## RAW DATA
◇ ◇ ◇
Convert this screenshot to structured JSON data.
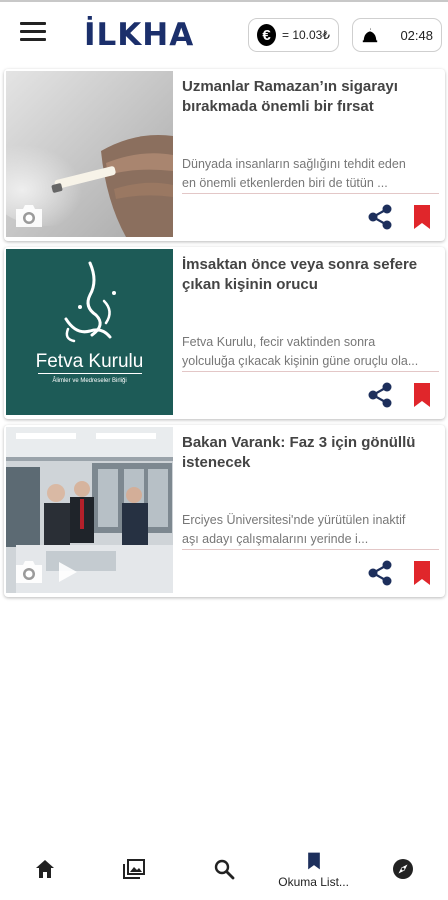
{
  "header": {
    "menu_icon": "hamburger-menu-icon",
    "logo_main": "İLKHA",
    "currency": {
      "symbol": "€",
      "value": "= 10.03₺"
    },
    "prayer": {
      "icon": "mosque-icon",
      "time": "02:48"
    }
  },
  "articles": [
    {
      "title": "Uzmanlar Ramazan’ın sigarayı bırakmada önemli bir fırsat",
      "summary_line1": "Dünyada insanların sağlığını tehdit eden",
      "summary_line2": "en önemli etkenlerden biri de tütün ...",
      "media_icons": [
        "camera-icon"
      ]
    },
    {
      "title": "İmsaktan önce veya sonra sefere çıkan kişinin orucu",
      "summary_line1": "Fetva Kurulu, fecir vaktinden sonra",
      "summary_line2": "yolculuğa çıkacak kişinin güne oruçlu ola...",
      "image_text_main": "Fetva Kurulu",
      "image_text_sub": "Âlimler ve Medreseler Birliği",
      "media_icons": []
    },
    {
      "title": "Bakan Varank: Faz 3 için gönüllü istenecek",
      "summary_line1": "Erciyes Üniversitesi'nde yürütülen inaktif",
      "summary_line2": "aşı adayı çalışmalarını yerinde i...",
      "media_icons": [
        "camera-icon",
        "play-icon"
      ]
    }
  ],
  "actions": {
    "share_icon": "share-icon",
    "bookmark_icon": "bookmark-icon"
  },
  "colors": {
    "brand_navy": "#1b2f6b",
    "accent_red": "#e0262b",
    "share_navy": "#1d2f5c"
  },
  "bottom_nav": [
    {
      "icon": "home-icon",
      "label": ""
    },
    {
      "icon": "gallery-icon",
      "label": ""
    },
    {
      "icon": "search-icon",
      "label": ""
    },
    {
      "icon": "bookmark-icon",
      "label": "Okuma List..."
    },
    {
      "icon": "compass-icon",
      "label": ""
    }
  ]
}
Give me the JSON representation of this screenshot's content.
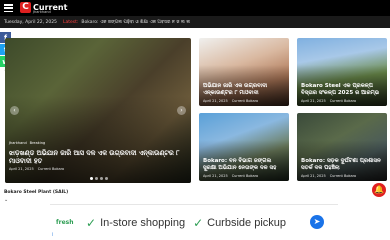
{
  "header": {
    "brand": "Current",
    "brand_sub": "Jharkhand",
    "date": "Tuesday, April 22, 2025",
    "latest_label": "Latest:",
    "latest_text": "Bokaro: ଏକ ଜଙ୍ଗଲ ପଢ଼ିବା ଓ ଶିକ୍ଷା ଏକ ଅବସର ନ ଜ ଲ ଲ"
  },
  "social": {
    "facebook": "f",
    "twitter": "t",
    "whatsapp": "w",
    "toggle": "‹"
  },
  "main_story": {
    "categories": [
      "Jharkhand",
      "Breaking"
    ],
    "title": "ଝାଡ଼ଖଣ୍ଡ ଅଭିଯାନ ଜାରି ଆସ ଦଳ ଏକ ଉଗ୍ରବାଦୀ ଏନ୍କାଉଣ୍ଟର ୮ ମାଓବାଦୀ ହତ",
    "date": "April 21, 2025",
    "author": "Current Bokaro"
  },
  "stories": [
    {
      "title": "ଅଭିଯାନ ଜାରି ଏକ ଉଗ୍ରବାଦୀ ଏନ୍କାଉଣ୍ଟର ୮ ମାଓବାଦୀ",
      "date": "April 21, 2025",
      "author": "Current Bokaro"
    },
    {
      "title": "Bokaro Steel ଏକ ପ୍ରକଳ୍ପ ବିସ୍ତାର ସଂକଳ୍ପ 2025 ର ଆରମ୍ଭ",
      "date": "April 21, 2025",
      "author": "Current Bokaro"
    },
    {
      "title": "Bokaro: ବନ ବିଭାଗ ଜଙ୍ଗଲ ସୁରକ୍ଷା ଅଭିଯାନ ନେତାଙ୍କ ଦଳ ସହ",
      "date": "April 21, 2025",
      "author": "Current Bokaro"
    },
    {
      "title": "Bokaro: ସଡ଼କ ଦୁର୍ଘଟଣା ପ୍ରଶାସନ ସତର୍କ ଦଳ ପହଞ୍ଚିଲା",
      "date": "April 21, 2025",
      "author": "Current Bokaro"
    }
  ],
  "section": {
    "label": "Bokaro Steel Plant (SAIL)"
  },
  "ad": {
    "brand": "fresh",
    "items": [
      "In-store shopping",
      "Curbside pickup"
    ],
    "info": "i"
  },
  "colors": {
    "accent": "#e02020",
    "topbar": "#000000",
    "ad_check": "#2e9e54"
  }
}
◇ ◇ ◇
## TASK PROMPT
Go through the material above and count the lines that contain "sonra"; give that number alone.

## PROBLEM SOLUTION
2